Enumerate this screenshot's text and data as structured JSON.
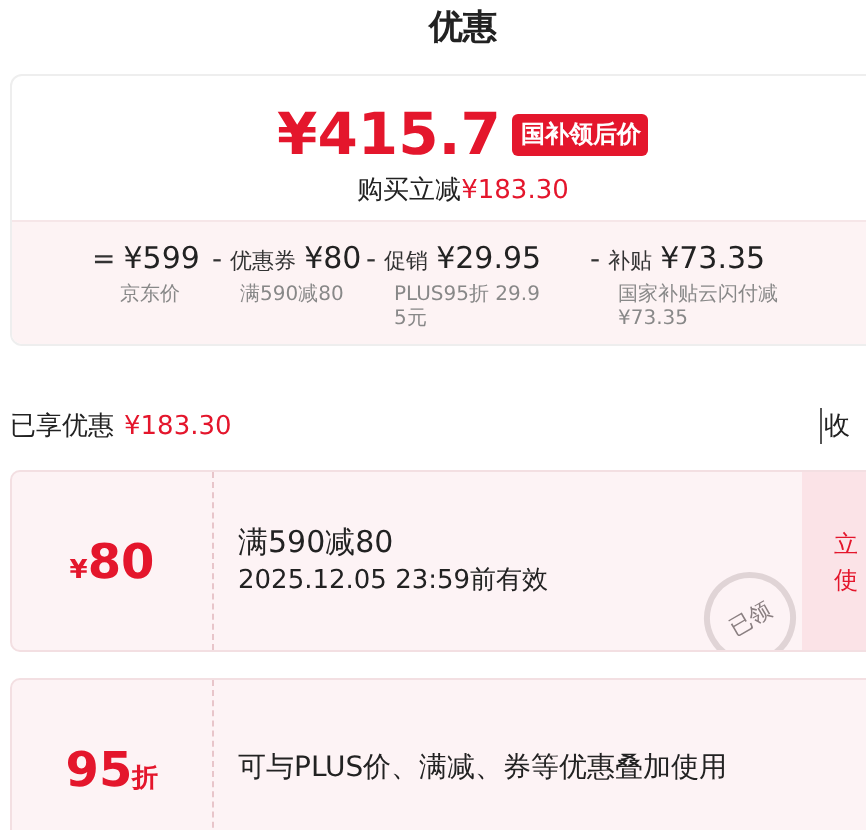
{
  "title": "优惠",
  "price_block": {
    "price": "¥415.7",
    "badge": "国补领后价",
    "reduction_label": "购买立减",
    "reduction_amount": "¥183.30"
  },
  "breakdown": [
    {
      "op": "=",
      "amount": "¥599",
      "note": "京东价"
    },
    {
      "op": "-",
      "label": "优惠券",
      "amount": "¥80",
      "note": "满590减80"
    },
    {
      "op": "-",
      "label": "促销",
      "amount": "¥29.95",
      "note": "PLUS95折 29.95元"
    },
    {
      "op": "-",
      "label": "补贴",
      "amount": "¥73.35",
      "note": "国家补贴云闪付减¥73.35"
    }
  ],
  "summary": {
    "label": "已享优惠",
    "amount": "¥183.30",
    "toggle": "收"
  },
  "coupons": [
    {
      "kind": "amount",
      "prefix": "¥",
      "value": "80",
      "lines": [
        "满590减80",
        "2025.12.05 23:59前有效"
      ],
      "stamp": "已领",
      "action": [
        "立",
        "使"
      ]
    },
    {
      "kind": "discount",
      "value": "95",
      "suffix": "折",
      "lines": [
        "可与PLUS价、满减、券等优惠叠加使用"
      ]
    }
  ]
}
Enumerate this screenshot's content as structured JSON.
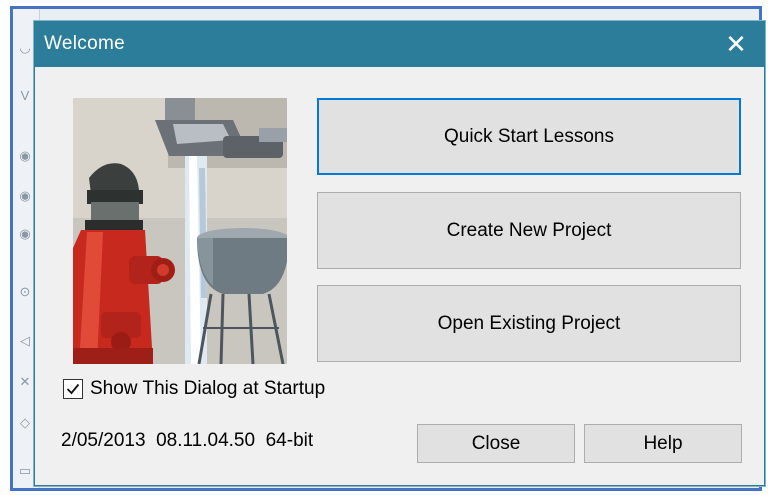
{
  "window": {
    "title": "Welcome",
    "close_glyph": "✕"
  },
  "buttons": {
    "quick_start": "Quick Start Lessons",
    "create_new": "Create New Project",
    "open_existing": "Open Existing Project",
    "close": "Close",
    "help": "Help"
  },
  "startup_option": {
    "label": "Show This Dialog at Startup",
    "checked": true
  },
  "version_info": "2/05/2013  08.11.04.50  64-bit",
  "colors": {
    "titlebar": "#2b7d99",
    "focus_border": "#0078d7",
    "screenshot_frame": "#4472c4"
  },
  "icons": {
    "close": "close-icon",
    "checkbox_mark": "checkmark-icon",
    "welcome_image": "fire-hydrant-water-tower-image"
  }
}
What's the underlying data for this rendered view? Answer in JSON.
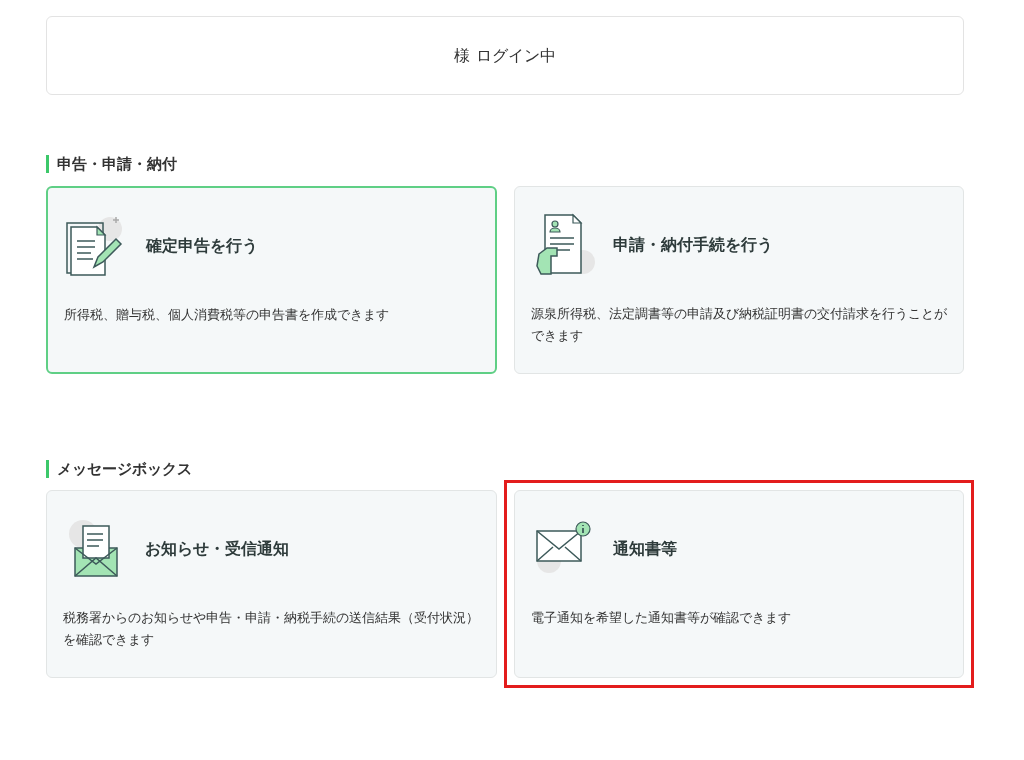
{
  "login_status": "様 ログイン中",
  "sections": [
    {
      "title": "申告・申請・納付",
      "cards": [
        {
          "kind": "tax-return",
          "title": "確定申告を行う",
          "description": "所得税、贈与税、個人消費税等の申告書を作成できます",
          "selected": true,
          "highlighted": false
        },
        {
          "kind": "application",
          "title": "申請・納付手続を行う",
          "description": "源泉所得税、法定調書等の申請及び納税証明書の交付請求を行うことができます",
          "selected": false,
          "highlighted": false
        }
      ]
    },
    {
      "title": "メッセージボックス",
      "cards": [
        {
          "kind": "notice",
          "title": "お知らせ・受信通知",
          "description": "税務署からのお知らせや申告・申請・納税手続の送信結果（受付状況）を確認できます",
          "selected": false,
          "highlighted": false
        },
        {
          "kind": "mail",
          "title": "通知書等",
          "description": "電子通知を希望した通知書等が確認できます",
          "selected": false,
          "highlighted": true
        }
      ]
    }
  ]
}
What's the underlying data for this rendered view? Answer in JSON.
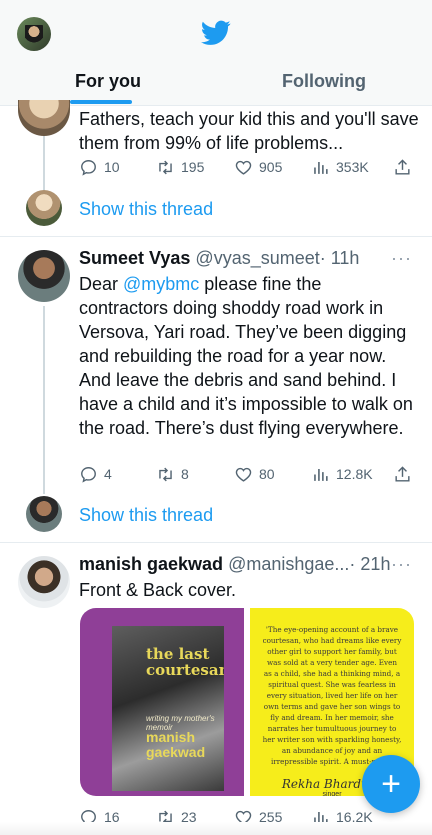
■ ■ ■ ■ ■ ■ ■
Problem to solve
Retype each line of the listing above word for word. Exclude the pictures.

Result of the task
Enumerate this screenshot's text and data as structured JSON.
{
  "title": "优惠",
  "price_block": {
    "price": "¥415.7",
    "badge": "国补领后价",
    "reduction_label": "购买立减",
    "reduction_amount": "¥183.30"
  },
  "breakdown": [
    {
      "op": "=",
      "amount": "¥599",
      "note": "京东价"
    },
    {
      "op": "-",
      "label": "优惠券",
      "amount": "¥80",
      "note": "满590减80"
    },
    {
      "op": "-",
      "label": "促销",
      "amount": "¥29.95",
      "note": "PLUS95折 29.95元"
    },
    {
      "op": "-",
      "label": "补贴",
      "amount": "¥73.35",
      "note": "国家补贴云闪付减¥73.35"
    }
  ],
  "summary": {
    "label": "已享优惠",
    "amount": "¥183.30",
    "toggle": "收"
  },
  "coupons": [
    {
      "kind": "amount",
      "prefix": "¥",
      "value": "80",
      "lines": [
        "满590减80",
        "2025.12.05 23:59前有效"
      ],
      "stamp": "已领",
      "action": [
        "立",
        "使"
      ]
    },
    {
      "kind": "discount",
      "value": "95",
      "suffix": "折",
      "lines": [
        "可与PLUS价、满减、券等优惠叠加使用"
      ]
    }
  ]
}
Enumerate this screenshot's content as structured JSON.
{
  "window": {
    "title": "Welcome",
    "close_glyph": "✕"
  },
  "buttons": {
    "quick_start": "Quick Start Lessons",
    "create_new": "Create New Project",
    "open_existing": "Open Existing Project",
    "close": "Close",
    "help": "Help"
  },
  "startup_option": {
    "label": "Show This Dialog at Startup",
    "checked": true
  },
  "version_info": "2/05/2013  08.11.04.50  64-bit",
  "colors": {
    "titlebar": "#2b7d99",
    "focus_border": "#0078d7",
    "screenshot_frame": "#4472c4"
  },
  "icons": {
    "close": "close-icon",
    "checkbox_mark": "checkmark-icon",
    "welcome_image": "fire-hydrant-water-tower-image"
  }
}
What's the underlying data for this rendered view? Answer in JSON.
{
  "login_status": "様 ログイン中",
  "sections": [
    {
      "title": "申告・申請・納付",
      "cards": [
        {
          "kind": "tax-return",
          "title": "確定申告を行う",
          "description": "所得税、贈与税、個人消費税等の申告書を作成できます",
          "selected": true,
          "highlighted": false
        },
        {
          "kind": "application",
          "title": "申請・納付手続を行う",
          "description": "源泉所得税、法定調書等の申請及び納税証明書の交付請求を行うことができます",
          "selected": false,
          "highlighted": false
        }
      ]
    },
    {
      "title": "メッセージボックス",
      "cards": [
        {
          "kind": "notice",
          "title": "お知らせ・受信通知",
          "description": "税務署からのお知らせや申告・申請・納税手続の送信結果（受付状況）を確認できます",
          "selected": false,
          "highlighted": false
        },
        {
          "kind": "mail",
          "title": "通知書等",
          "description": "電子通知を希望した通知書等が確認できます",
          "selected": false,
          "highlighted": true
        }
      ]
    }
  ]
}
What's the underlying data for this rendered view? Answer in JSON.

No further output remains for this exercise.